**Texto citado:**
________________________________________
No caso concreto, penso, tal distinção é vital, pois na época do atentado ao Aeroporto, as posições divergentes eram bem marcadas e qualquer um sabia reconhecer uma ação de repressão das forças armadas ou um ato dos insurgentes.

Ninguém dissimulava. Não perece fazer sentido uma versão que atribuiu o atentado a uma “montagem” da direta. A propósito, o próprio autor/apelado diz em sua inicial (fls. 04) que a autoria do atentado deve ser debitada à organização subversiva denominada “Ação Popular – AP”, ressalvando que nunca fez parte da mesma.

Contudo, não se olvide que, por se tratar de opositor pertinaz daquele regime de exceção, fato, aliás, largamente noticiado em sua peça vestibular, o Sr. Ricardo Zarattini sempre foi tido pelas autoridades militares como um dos principais líderes da militância esquerdista daquela época, período em que, repita-se, as “batalhas” políticas extrapolavam a seara do diálogo.

Nesse sentido, era de se esperar que o Sr. Zarattini tivesse experimentado das mais variadas agruras por seu impetuoso desafio ao regime militar, já que seu nome era constantemente citado como partícipe dos mais diversos crimes políticos daqueles tempos. E assim ocorreu no atentado ao Aeroporto dos Guararapes naquele ano de 1966.

É bem verdade que, até hoje, passados mais de quarenta anos daquele episódio, a autoria daquele crime ainda não foi devidamente elucidada. E, penso, dificilmente o será. Pois, ainda que, em tese, afastada a pretensão punitiva do Estado, os efeitos da confissão de um crime tão repugnante aos olhos da sociedade afastam quase que naturalmente o hipotético interesse do seu artífice – seja lá quem ele seja – em assumir a autoria do atentado, e, assim, esclarecer todos os fatos relacionados com aquele histórico episódio.

Entretanto, muito embora paire até hoje dito “mistério” sobre o atentado à bomba do Aeroporto dos Guararapes, não é de se olvidar que, dentre todas as versões propaladas ao longo dos anos, uma das que tomou mais corpo neste país foi a que atribuía à ala da esquerda, e mais precisamente ao Sr. Zarattini, a autoria daquele atentado.

E, ainda que tal autoria nunca tenha sido reconhecida – e nem provada -, o apontamento do Sr. Zarattini como partícipe daquele episódio não se deu de forma aleatória ou despropositada nos meios de comunicação. Ao menos, pelo que se depreende da própria remissão histórica dos fatos e dada a sua pregressa vida política de combatente contumaz daquele regime de exceção, havia indícios suficientes para que se cogitasse de sua participação naquele atentado.
________________________________________
**Entradas fornecidas:**
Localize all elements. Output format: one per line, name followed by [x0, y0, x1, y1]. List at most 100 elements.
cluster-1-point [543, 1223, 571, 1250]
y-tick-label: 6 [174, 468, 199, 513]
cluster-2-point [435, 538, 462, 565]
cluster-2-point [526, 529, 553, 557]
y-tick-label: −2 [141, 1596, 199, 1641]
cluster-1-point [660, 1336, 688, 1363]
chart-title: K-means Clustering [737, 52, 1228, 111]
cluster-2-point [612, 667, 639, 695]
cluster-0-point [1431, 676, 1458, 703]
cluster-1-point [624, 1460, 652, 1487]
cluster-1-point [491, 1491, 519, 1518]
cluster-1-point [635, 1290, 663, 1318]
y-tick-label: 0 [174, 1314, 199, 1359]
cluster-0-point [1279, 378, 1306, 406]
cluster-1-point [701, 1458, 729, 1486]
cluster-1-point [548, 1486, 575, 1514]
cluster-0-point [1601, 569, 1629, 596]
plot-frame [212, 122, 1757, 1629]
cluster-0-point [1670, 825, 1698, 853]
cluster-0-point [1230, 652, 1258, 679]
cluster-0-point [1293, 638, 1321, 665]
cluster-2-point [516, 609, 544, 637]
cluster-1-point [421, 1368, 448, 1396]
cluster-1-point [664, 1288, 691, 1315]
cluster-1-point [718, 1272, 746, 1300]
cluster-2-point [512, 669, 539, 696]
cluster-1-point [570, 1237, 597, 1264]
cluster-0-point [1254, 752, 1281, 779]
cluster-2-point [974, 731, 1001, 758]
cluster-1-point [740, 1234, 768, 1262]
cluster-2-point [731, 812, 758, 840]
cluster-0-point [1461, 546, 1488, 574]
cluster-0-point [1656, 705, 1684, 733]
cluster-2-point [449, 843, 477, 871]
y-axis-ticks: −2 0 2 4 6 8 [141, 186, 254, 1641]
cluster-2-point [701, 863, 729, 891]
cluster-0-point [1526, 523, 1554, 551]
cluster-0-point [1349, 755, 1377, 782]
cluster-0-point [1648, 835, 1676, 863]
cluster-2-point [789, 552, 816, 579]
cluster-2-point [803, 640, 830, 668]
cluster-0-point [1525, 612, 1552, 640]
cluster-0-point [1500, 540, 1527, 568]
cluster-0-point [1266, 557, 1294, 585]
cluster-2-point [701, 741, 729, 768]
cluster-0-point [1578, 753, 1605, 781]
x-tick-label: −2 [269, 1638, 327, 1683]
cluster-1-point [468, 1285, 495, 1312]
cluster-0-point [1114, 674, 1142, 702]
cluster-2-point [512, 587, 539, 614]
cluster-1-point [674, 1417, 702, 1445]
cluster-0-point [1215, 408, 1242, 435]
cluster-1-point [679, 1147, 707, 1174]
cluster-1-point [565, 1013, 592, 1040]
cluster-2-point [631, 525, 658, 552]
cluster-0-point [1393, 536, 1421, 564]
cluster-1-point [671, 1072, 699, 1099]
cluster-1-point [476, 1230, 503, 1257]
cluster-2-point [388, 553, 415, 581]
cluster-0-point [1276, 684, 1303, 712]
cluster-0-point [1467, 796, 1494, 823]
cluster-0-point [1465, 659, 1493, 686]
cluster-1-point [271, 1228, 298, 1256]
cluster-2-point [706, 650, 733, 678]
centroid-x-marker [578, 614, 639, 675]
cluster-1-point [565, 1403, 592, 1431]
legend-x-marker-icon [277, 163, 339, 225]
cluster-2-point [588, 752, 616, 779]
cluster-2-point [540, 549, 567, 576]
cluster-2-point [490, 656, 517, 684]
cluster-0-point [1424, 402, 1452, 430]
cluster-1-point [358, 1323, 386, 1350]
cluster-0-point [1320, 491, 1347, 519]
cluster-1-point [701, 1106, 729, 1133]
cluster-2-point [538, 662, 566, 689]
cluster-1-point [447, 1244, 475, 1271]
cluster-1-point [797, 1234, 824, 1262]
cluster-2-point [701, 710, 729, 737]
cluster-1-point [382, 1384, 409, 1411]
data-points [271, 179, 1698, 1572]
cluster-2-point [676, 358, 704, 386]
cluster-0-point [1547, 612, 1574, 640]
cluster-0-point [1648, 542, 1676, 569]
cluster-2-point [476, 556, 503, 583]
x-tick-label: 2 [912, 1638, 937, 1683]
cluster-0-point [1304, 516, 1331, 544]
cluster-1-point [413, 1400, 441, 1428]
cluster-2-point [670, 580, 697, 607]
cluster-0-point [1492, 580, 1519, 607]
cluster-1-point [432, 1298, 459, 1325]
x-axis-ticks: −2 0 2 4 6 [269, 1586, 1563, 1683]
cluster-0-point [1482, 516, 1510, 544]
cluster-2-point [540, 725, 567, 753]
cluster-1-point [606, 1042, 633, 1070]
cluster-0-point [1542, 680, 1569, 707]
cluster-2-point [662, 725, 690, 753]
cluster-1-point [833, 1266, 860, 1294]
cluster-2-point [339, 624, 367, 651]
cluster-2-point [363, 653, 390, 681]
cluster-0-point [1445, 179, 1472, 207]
________________________________________
**Enunciado A:**
Segundo o texto sobre o atentado ao Aeroporto dos Guararapes, em que ano ocorreu esse atentado?
**Enunciado B:**
Por favor, dê sequência ao texto sobre o atentado ao Aeroporto dos Guararapes a partir do ponto em que ele termina.
As entradas não são necessárias para resolver as tarefas.

**Resposta do exercício A:**
Em 1966.

**Resposta do exercício B:**
Nesse sentido, valho-me, por oportuno, de breve trecho do voto declinado pelo Exmo. Des. Eloy d’Almeida Lins, então relator destes autos quando da retomada do julgamento deste apelo junto à 4ª Câmara Cível deste TJPE e em cuja ocasião se decidiu pela incompetência absoluta daquele órgão fracionário em dar prosseguimento ao julgamento deste recurso:

“Na verdade, do exame detido dos autos, notadamente em relação ao reexame histórico do incidente, diversas foram as fontes que, baseadas em indícios, imputaram a responsabilidade do autor e de terceiros pelo indigitado ato terrorista.” (fls. 348)

Com razão o eminente Desembargador. Afinal, da própria análise dos autos e de seu conjunto probatório, tem-se que a atribuição do atentado ao ora recorrido não foi fruto de uma perseguição voluntária imprimida pelos meios de comunicação (e, mais particularmente, pela empresa jornalística ora apelante), seja naquela época, seja nos dias atuais.

Como dito, tal versão dos fatos foi largamente propalada na imprensa, mas o foi com base em indícios suficientes para se chegasse a tal noticiamento, no que, registre-se, é de se diferir a coerência das informações prestadas pelos meios de comunicação com a sugerida divulgação indiscriminada de informações sem qualquer compromisso com o zelo profissional que lhe é naturalmente exigível, na condição inequívoca de veículo formador de opinião.

Pois, ainda que até hoje seja incerta a autoria daquele atentado, é de se considerar que as notícias divulgadas pelos meios de comunicação relacionando o Sr. Zarattini com aquele fatídico episódio guardavam verossimilhança com os indícios apurados sobre o evento, no que, em se tratando de caso não solucionado e, quem sabe, digno até de reprodução no famoso programa televisivo “Linha Direta” para se consiga chegar à sua resolução, faz-se natural haja presente o interesse da sociedade – ou mesmo a mera curiosidade – para se busquem o máximo de informações a seu respeito, posto se tratar, ainda hoje, de famosa passagem de um dos mais intrigantes períodos da história política do Brasil.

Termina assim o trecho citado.